* _DIRECTION 1_:
Reproduce the attorney-discipline excerpt verbatim between "The felony charge" and "more serious one.", inclusive.

The felony charge was ultimately dismissed after Pingor completed pretrial intervention. The DUI charge resulted in a no-contest plea to a reduced charge of reckless driving. Neither disposition, standing alone, might have resulted in significant discipline. But the failure to report transformed what might have been a relatively minor disciplinary matter into a substantially more serious one.
The reporting requirement exists because the disciplinary system cannot function if attorneys conceal the information it needs to do its job. When an attorney is charged with a felony, The Florida Bar needs to evaluate whether emergency measures—such as an interim suspension—are warranted to protect the public. When an attorney is convicted of a misdemeanor, the Bar needs to assess whether the conviction reflects on the attorney’s fitness to practice. An attorney who hides these events from the Bar is, in effect, depriving the regulatory system of the information necessary to fulfill its protective function.

* _Layout element entries_:
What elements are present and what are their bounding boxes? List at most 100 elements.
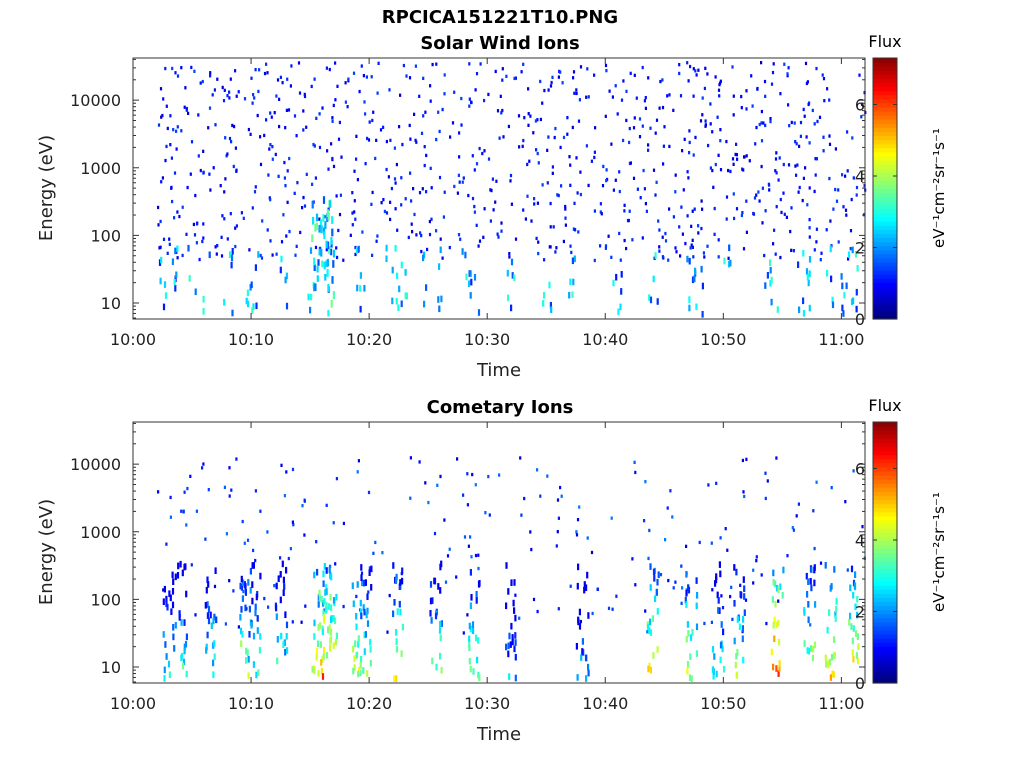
heatmap-cell [761,221,764,225]
colorbar-segment [873,613,897,619]
heatmap-cell [303,94,307,99]
heatmap-cell [573,201,576,205]
heatmap-cell [847,257,850,261]
heatmap-cell [312,142,315,147]
heatmap-cell [395,675,398,682]
heatmap-cell [424,110,427,114]
heatmap-cell [224,177,227,181]
heatmap-cell [718,607,721,614]
heatmap-cell [815,480,818,484]
heatmap-cell [314,224,317,232]
heatmap-cell [818,115,822,119]
heatmap-cell [242,589,245,594]
heatmap-cell [165,595,168,603]
heatmap-cell [294,253,297,257]
heatmap-cell [571,257,574,265]
heatmap-cell [328,200,332,208]
heatmap-cell [171,66,174,71]
heatmap-cell [854,251,858,258]
heatmap-cell [769,117,772,121]
colorbar-segment [873,274,897,279]
colorbar-segment [873,560,897,566]
heatmap-cell [687,584,690,591]
heatmap-cell [325,503,328,507]
heatmap-cell [564,223,567,227]
heatmap-cell [719,79,722,83]
heatmap-cell [572,227,575,231]
heatmap-cell [242,579,245,586]
heatmap-cell [644,106,647,110]
heatmap-cell [420,131,424,135]
heatmap-cell [828,658,832,666]
heatmap-cell [652,168,656,172]
heatmap-cell [253,190,257,194]
heatmap-cell [228,579,231,583]
heatmap-cell [572,70,576,74]
heatmap-cell [831,296,834,304]
heatmap-cell [672,108,675,112]
panel1-colorbar-units: eV⁻¹cm⁻²sr⁻¹s⁻¹ [930,128,948,248]
heatmap-cell [380,201,383,205]
heatmap-cell [551,165,554,169]
heatmap-cell [325,601,328,609]
x-tick-label: 10:20 [346,694,392,713]
heatmap-cell [372,551,375,555]
heatmap-cell [768,183,771,187]
heatmap-cell [832,671,835,678]
heatmap-cell [356,284,359,292]
heatmap-cell [207,581,210,588]
heatmap-cell [198,257,201,262]
heatmap-cell [228,251,232,258]
heatmap-cell [322,653,325,661]
heatmap-cell [427,500,430,505]
figure-title: RPCICA151221T10.PNG [382,7,618,28]
heatmap-cell [625,246,628,251]
heatmap-cell [511,272,514,279]
heatmap-cell [559,485,562,490]
heatmap-cell [852,655,855,663]
heatmap-cell [786,72,789,76]
heatmap-cell [439,634,442,641]
heatmap-cell [259,509,262,513]
heatmap-cell [322,600,325,607]
heatmap-cell [688,304,691,312]
colorbar-segment [873,430,897,435]
heatmap-cell [337,137,341,141]
heatmap-cell [619,303,622,311]
heatmap-cell [241,595,244,602]
panel2-ticks: 10:00 10:10 10:20 10:30 10:40 10:50 11:0010100… [70,422,865,713]
heatmap-cell [252,303,255,310]
heatmap-cell [728,244,731,252]
heatmap-cell [399,582,402,590]
heatmap-cell [674,190,677,194]
heatmap-cell [580,654,583,661]
colorbar-segment [873,74,897,79]
heatmap-cell [585,584,588,591]
heatmap-cell [235,94,238,98]
heatmap-cell [439,237,442,241]
x-tick-label: 11:00 [818,330,864,349]
heatmap-cell [412,187,415,191]
heatmap-cell [514,237,518,241]
heatmap-cell [164,158,167,163]
heatmap-cell [297,61,301,65]
heatmap-cell [857,657,860,665]
heatmap-cell [539,79,542,84]
heatmap-cell [364,631,367,638]
heatmap-cell [162,631,165,638]
heatmap-cell [471,154,474,158]
heatmap-cell [424,481,427,485]
heatmap-cell [649,666,652,674]
heatmap-cell [496,109,500,113]
heatmap-cell [256,627,259,634]
heatmap-cell [245,297,248,305]
heatmap-cell [808,141,811,145]
heatmap-cell [855,193,858,197]
heatmap-cell [362,604,365,611]
heatmap-cell [474,483,477,487]
heatmap-cell [393,599,396,606]
heatmap-cell [325,66,328,70]
heatmap-cell [809,578,812,585]
heatmap-cell [488,513,491,517]
heatmap-cell [521,144,524,148]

* _DIRECTION 2_:
List every row that contains the string "label".

* _FINAL RESULT 1_:
The felony charge was ultimately dismissed after Pingor completed pretrial intervention. The DUI charge resulted in a no-contest plea to a reduced charge of reckless driving. Neither disposition, standing alone, might have resulted in significant discipline. But the failure to report transformed what might have been a relatively minor disciplinary matter into a substantially more serious one.

* _FINAL RESULT 2_:
x-tick-label: 10:20 [346,694,392,713]
x-tick-label: 11:00 [818,330,864,349]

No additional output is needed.